:: WHAT IS ASKED ::
Locate every line below that contains the word "ylabel" and copy it.

+++ RECORDS SHOWN +++

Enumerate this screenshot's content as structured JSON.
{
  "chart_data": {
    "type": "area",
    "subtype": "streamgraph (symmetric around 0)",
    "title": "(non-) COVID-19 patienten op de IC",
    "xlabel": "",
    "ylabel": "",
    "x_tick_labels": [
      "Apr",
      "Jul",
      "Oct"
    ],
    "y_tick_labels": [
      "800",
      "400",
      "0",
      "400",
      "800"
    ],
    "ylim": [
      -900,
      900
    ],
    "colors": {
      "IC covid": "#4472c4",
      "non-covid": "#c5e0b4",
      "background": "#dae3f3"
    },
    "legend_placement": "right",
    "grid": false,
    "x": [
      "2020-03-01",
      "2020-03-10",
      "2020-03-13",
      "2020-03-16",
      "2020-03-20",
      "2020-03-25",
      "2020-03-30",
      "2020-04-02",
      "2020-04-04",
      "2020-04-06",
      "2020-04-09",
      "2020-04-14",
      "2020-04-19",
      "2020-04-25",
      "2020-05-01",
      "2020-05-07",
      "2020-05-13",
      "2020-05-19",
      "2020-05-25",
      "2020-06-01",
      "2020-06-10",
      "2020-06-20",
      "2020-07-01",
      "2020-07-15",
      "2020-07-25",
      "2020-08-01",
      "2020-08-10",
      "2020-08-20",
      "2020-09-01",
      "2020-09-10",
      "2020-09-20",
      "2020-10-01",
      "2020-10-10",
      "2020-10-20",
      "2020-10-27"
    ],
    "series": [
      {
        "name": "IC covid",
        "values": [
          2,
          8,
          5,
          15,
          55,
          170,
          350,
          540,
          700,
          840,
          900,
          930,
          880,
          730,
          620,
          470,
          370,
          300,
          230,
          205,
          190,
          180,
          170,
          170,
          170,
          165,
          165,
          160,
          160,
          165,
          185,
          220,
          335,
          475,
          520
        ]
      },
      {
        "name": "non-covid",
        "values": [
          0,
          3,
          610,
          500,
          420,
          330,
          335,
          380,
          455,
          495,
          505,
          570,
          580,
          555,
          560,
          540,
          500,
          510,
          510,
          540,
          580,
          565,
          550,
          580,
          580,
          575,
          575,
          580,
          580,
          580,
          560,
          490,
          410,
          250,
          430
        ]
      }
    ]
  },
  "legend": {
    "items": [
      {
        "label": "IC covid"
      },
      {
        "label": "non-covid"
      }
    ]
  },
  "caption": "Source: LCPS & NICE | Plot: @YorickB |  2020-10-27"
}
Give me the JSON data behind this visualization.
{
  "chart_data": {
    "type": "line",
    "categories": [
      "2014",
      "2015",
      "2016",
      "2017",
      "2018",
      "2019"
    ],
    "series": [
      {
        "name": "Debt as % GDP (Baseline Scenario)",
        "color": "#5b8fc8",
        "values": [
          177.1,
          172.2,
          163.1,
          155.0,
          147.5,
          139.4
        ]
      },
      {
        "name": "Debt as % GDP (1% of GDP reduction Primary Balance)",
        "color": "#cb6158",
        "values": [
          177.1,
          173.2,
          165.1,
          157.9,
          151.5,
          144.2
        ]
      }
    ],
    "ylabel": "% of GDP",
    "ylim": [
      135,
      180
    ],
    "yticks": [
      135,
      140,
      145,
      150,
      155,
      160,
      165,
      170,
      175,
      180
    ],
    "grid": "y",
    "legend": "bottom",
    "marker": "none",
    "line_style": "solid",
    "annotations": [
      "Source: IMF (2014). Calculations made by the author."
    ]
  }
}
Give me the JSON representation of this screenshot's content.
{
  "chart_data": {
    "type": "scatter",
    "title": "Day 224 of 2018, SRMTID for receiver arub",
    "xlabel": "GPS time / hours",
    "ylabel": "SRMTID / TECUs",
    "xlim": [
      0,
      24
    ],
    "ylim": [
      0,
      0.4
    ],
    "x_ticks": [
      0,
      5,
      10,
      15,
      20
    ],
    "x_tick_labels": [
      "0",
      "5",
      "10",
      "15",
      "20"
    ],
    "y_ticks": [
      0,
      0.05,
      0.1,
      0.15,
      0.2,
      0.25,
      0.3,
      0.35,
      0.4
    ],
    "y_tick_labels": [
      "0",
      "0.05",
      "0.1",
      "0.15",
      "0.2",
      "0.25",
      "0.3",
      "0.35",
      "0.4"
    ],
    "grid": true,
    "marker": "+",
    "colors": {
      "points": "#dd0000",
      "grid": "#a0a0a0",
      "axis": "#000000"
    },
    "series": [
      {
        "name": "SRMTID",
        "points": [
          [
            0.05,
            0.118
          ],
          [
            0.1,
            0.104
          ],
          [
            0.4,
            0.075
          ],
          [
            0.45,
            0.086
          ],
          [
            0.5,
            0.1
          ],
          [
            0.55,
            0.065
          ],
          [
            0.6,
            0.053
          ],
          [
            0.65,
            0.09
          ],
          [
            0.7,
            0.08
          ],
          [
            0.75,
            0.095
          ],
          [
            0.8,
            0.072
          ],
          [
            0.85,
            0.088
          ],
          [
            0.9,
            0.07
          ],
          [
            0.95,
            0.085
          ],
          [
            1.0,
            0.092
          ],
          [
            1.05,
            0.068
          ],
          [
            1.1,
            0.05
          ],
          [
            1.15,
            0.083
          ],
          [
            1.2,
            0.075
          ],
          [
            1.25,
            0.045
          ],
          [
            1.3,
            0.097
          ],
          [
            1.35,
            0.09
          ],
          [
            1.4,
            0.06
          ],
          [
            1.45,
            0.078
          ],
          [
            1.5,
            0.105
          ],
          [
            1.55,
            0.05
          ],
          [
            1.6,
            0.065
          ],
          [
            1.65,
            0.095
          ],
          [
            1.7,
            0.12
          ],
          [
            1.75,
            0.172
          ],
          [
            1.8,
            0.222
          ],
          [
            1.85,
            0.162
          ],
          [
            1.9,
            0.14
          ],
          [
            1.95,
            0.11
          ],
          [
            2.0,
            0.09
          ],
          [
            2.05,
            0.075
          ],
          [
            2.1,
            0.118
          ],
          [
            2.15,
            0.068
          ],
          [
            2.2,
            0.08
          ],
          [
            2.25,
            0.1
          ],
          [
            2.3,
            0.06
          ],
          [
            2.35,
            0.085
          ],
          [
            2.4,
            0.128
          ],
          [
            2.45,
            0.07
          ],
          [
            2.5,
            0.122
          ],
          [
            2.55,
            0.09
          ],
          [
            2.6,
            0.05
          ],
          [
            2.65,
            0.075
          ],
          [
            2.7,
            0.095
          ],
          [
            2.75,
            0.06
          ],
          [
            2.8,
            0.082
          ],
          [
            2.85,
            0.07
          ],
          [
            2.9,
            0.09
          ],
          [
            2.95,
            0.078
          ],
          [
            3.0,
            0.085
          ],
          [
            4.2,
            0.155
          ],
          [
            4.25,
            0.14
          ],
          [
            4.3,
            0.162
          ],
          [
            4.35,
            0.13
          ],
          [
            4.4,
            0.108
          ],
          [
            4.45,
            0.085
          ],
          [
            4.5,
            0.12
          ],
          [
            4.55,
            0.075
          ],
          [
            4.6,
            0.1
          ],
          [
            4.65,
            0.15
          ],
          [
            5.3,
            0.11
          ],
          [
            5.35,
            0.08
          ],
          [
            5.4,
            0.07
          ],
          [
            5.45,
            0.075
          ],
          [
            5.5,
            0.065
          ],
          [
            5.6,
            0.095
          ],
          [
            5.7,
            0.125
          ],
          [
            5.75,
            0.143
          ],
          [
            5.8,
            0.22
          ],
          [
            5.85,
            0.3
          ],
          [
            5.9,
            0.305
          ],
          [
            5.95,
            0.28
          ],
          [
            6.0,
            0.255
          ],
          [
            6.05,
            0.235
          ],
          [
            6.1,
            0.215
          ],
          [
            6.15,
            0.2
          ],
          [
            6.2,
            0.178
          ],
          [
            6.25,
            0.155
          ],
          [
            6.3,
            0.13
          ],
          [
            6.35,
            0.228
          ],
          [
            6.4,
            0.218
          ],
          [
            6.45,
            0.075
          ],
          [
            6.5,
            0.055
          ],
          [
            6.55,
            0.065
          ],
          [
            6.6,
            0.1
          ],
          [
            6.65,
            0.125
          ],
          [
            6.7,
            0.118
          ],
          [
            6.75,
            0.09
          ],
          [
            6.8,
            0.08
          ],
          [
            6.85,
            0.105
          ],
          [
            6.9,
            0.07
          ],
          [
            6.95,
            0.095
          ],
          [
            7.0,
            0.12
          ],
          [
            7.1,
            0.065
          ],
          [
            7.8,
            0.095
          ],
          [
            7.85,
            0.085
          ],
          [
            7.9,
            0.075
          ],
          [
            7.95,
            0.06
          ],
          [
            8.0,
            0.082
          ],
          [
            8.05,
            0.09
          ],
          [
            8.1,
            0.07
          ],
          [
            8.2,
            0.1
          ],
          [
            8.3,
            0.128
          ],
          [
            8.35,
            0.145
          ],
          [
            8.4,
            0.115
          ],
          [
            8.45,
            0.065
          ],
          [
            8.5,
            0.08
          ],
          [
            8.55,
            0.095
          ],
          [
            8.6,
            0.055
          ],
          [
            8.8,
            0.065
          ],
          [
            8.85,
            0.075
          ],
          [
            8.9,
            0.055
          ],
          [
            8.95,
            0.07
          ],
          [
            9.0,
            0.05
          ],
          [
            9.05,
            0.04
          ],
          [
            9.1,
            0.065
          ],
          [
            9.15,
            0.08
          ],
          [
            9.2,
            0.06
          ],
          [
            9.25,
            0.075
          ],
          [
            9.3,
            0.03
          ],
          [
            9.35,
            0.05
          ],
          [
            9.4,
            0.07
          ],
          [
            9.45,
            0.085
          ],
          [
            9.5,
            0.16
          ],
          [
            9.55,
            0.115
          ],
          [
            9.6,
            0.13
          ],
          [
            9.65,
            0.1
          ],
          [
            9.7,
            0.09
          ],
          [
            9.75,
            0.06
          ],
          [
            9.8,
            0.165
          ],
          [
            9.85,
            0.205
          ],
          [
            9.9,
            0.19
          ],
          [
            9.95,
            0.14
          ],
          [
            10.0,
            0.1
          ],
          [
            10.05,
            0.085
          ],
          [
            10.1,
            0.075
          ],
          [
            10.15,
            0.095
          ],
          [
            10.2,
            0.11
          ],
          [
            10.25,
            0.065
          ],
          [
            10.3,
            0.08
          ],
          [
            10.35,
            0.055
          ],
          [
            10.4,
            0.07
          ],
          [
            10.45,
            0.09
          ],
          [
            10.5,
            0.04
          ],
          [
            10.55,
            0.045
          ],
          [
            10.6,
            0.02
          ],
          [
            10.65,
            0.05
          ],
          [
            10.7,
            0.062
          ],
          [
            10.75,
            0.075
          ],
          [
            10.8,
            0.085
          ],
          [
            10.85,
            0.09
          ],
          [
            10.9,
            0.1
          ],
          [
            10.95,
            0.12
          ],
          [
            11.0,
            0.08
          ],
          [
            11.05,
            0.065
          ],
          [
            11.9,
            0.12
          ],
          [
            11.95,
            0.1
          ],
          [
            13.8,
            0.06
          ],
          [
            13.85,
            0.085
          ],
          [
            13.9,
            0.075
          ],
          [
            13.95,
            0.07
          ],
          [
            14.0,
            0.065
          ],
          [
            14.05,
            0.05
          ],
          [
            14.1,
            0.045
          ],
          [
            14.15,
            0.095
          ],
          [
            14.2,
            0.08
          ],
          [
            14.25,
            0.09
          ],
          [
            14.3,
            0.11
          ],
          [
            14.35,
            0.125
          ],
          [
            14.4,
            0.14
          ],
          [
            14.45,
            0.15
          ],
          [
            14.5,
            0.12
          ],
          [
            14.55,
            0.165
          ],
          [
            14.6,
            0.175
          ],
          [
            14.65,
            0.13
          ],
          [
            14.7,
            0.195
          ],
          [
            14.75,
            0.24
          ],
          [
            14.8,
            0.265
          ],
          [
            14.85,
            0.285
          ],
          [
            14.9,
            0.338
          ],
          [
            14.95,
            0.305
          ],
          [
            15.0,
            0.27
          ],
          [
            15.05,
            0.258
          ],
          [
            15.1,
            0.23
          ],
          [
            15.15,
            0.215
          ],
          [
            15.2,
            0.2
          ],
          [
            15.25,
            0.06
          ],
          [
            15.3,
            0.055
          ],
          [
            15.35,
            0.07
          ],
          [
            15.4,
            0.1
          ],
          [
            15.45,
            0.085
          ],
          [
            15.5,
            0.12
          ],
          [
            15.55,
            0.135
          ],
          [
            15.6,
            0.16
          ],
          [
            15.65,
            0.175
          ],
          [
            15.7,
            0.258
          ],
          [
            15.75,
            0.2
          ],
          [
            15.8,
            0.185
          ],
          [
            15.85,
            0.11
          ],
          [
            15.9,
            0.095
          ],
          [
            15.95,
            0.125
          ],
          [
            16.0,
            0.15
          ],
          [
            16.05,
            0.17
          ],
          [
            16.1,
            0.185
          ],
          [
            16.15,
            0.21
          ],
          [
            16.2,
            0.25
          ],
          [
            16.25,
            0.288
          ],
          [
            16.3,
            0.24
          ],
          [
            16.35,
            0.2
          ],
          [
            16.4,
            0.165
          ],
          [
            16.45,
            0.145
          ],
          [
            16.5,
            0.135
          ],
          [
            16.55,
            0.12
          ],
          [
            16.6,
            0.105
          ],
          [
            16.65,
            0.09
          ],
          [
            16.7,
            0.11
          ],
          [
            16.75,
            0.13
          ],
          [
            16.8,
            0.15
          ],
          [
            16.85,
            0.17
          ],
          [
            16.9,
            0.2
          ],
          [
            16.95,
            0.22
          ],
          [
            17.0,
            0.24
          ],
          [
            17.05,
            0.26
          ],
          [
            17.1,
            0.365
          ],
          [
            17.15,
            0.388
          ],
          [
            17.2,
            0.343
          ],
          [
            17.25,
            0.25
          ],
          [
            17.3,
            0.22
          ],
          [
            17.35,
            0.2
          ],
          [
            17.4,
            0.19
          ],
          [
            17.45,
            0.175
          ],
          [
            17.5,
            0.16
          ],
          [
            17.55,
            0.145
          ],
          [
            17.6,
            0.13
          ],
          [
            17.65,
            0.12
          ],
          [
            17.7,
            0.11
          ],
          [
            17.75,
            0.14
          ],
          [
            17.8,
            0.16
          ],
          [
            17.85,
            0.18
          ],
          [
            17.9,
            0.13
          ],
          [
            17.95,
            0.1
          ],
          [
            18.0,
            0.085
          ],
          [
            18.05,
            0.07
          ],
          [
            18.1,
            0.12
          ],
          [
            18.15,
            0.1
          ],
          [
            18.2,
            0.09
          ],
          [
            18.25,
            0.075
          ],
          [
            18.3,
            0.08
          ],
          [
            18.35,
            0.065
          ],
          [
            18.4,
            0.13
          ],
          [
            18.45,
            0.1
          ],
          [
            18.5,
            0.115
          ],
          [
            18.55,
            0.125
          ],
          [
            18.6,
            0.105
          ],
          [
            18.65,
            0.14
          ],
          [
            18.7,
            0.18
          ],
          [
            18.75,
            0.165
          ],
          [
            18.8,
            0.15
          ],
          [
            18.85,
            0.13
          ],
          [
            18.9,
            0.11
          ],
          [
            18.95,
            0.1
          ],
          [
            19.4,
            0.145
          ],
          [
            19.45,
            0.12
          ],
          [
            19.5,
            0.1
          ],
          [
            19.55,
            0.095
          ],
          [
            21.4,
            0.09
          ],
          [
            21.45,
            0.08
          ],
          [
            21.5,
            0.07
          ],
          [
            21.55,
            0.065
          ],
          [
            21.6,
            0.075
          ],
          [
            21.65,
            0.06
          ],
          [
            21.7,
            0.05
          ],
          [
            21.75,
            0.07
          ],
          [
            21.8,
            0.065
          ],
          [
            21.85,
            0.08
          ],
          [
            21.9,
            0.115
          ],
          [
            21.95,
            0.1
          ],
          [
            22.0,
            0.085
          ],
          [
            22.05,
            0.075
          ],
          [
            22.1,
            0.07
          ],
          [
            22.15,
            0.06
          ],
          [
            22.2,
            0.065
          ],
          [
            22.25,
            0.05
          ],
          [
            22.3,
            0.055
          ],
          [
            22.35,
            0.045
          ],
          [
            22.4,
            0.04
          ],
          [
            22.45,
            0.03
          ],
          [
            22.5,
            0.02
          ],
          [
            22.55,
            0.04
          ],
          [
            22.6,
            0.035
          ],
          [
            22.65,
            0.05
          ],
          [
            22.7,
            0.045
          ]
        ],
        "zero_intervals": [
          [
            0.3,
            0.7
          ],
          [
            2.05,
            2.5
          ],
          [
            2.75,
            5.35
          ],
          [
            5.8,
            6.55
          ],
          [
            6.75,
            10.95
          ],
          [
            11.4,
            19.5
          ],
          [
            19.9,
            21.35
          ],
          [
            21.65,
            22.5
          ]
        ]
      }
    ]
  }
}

+++

:: TASK OUTPUT ::
    "ylabel": "",
    "ylabel": "% of GDP",
    "ylabel": "SRMTID / TECUs",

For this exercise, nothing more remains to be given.